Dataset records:
>>>>>

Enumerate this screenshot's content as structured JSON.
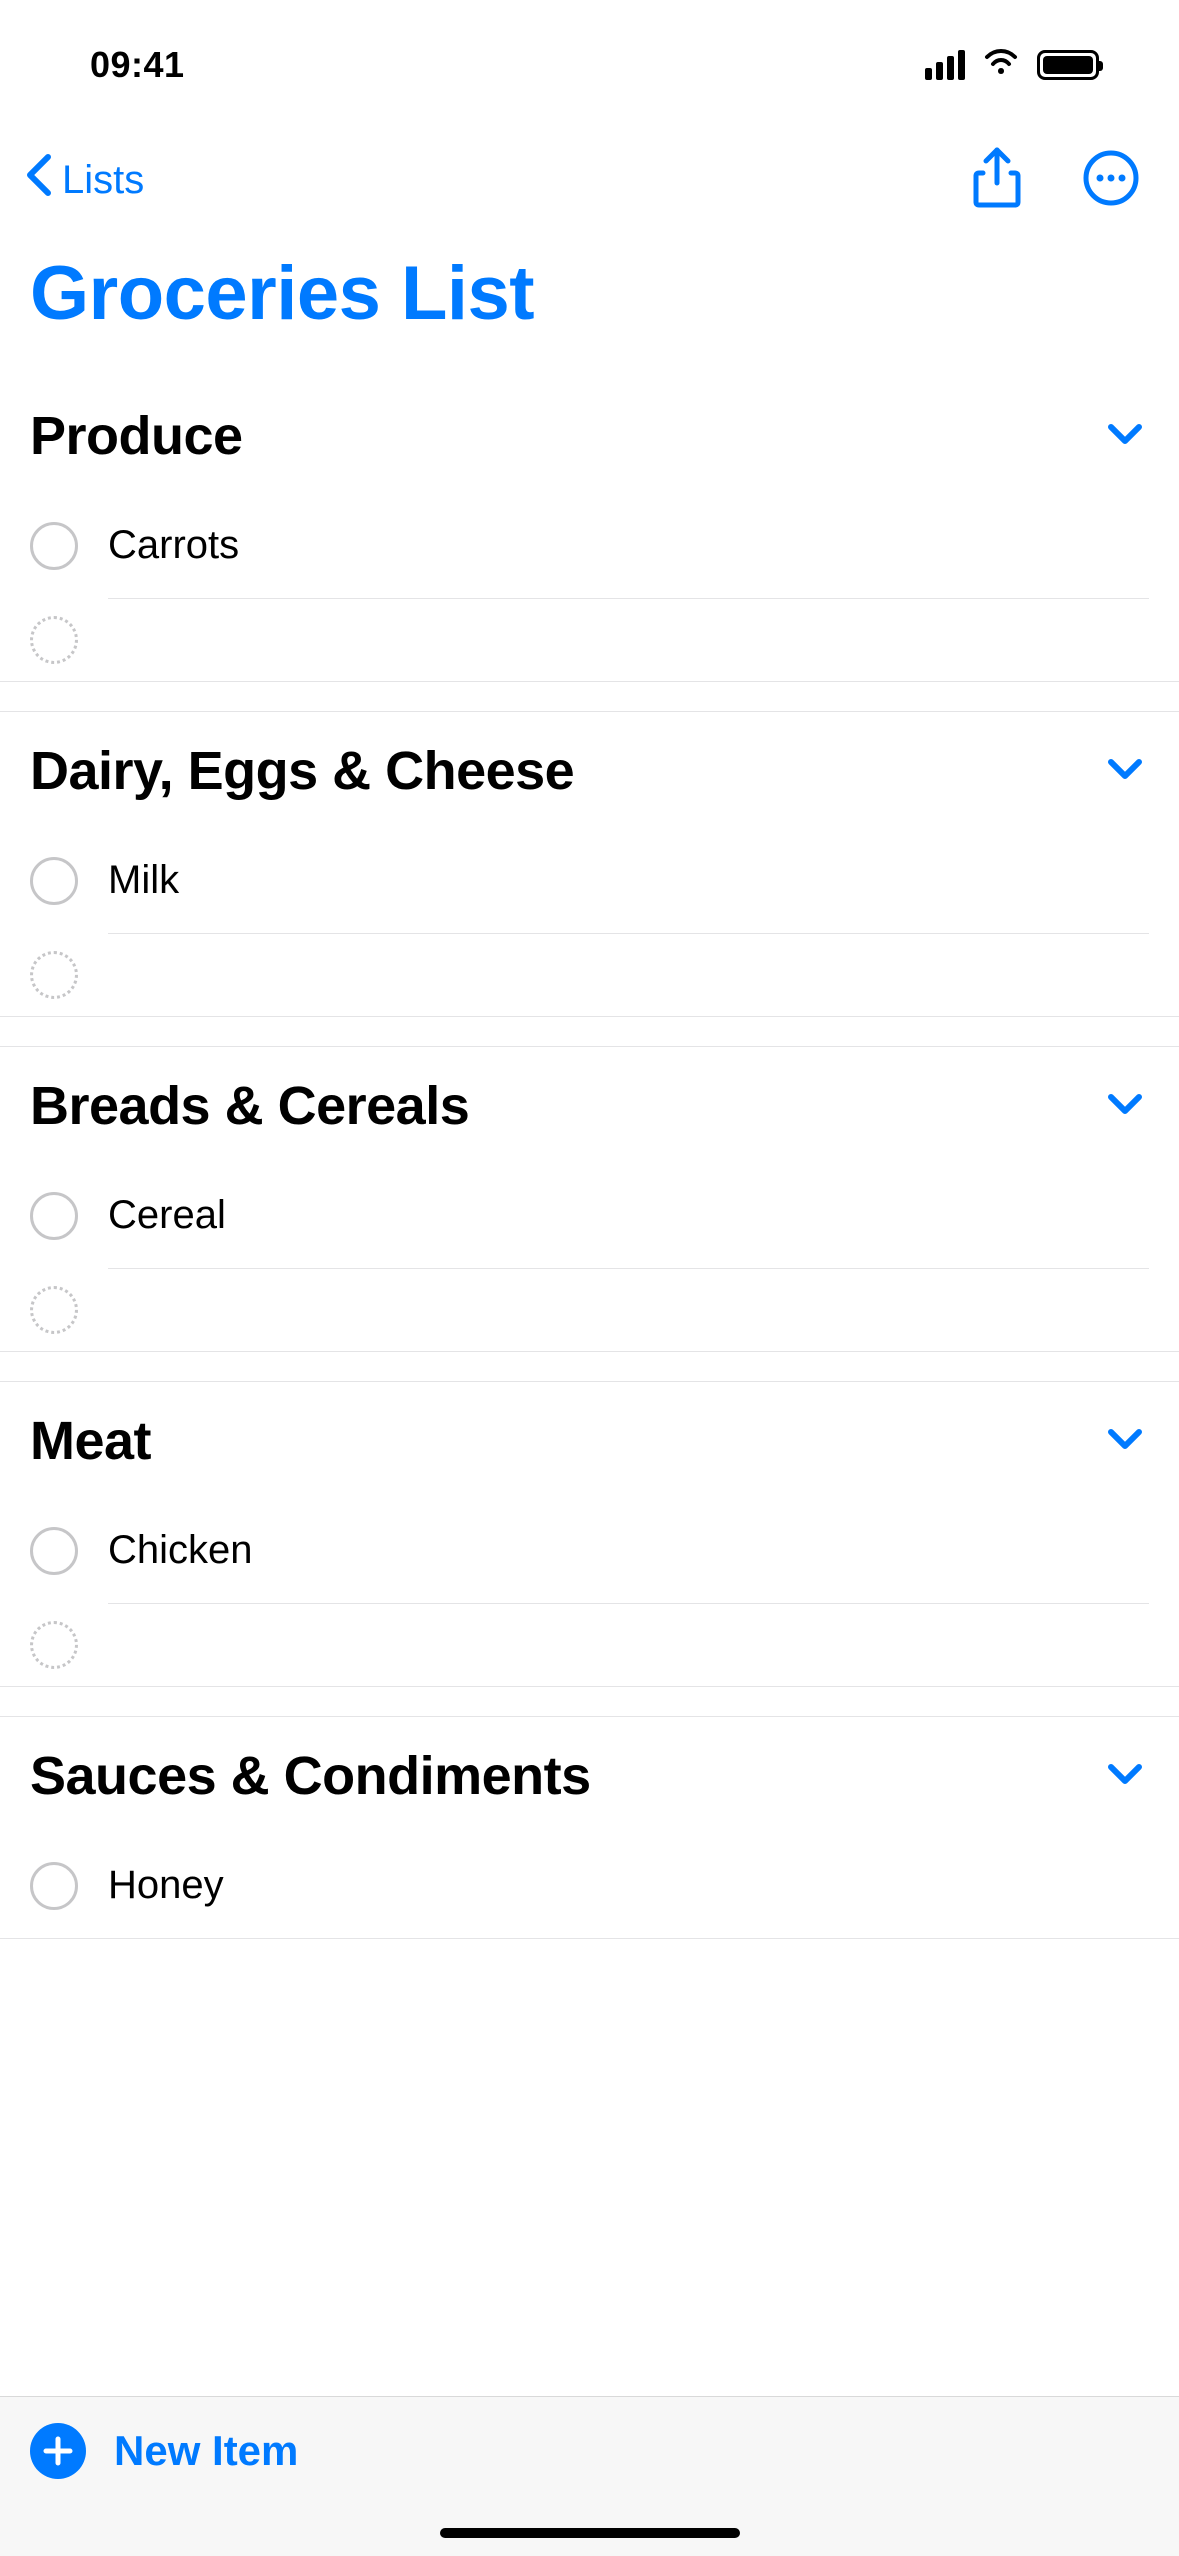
{
  "status": {
    "time": "09:41"
  },
  "nav": {
    "back_label": "Lists"
  },
  "title": "Groceries List",
  "sections": [
    {
      "title": "Produce",
      "items": [
        {
          "label": "Carrots"
        }
      ]
    },
    {
      "title": "Dairy, Eggs & Cheese",
      "items": [
        {
          "label": "Milk"
        }
      ]
    },
    {
      "title": "Breads & Cereals",
      "items": [
        {
          "label": "Cereal"
        }
      ]
    },
    {
      "title": "Meat",
      "items": [
        {
          "label": "Chicken"
        }
      ]
    },
    {
      "title": "Sauces & Condiments",
      "items": [
        {
          "label": "Honey"
        }
      ]
    }
  ],
  "bottom": {
    "new_item_label": "New Item"
  },
  "colors": {
    "accent": "#007aff"
  }
}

<<<<<

TO DO: Give the entries again word for word, but skip the pictures.

OUTPUT OF THE EXERCISE:
Enumerate this screenshot's content as structured JSON.
{
  "status": {
    "time": "09:41"
  },
  "nav": {
    "back_label": "Lists"
  },
  "title": "Groceries List",
  "sections": [
    {
      "title": "Produce",
      "items": [
        {
          "label": "Carrots"
        }
      ]
    },
    {
      "title": "Dairy, Eggs & Cheese",
      "items": [
        {
          "label": "Milk"
        }
      ]
    },
    {
      "title": "Breads & Cereals",
      "items": [
        {
          "label": "Cereal"
        }
      ]
    },
    {
      "title": "Meat",
      "items": [
        {
          "label": "Chicken"
        }
      ]
    },
    {
      "title": "Sauces & Condiments",
      "items": [
        {
          "label": "Honey"
        }
      ]
    }
  ],
  "bottom": {
    "new_item_label": "New Item"
  },
  "colors": {
    "accent": "#007aff"
  }
}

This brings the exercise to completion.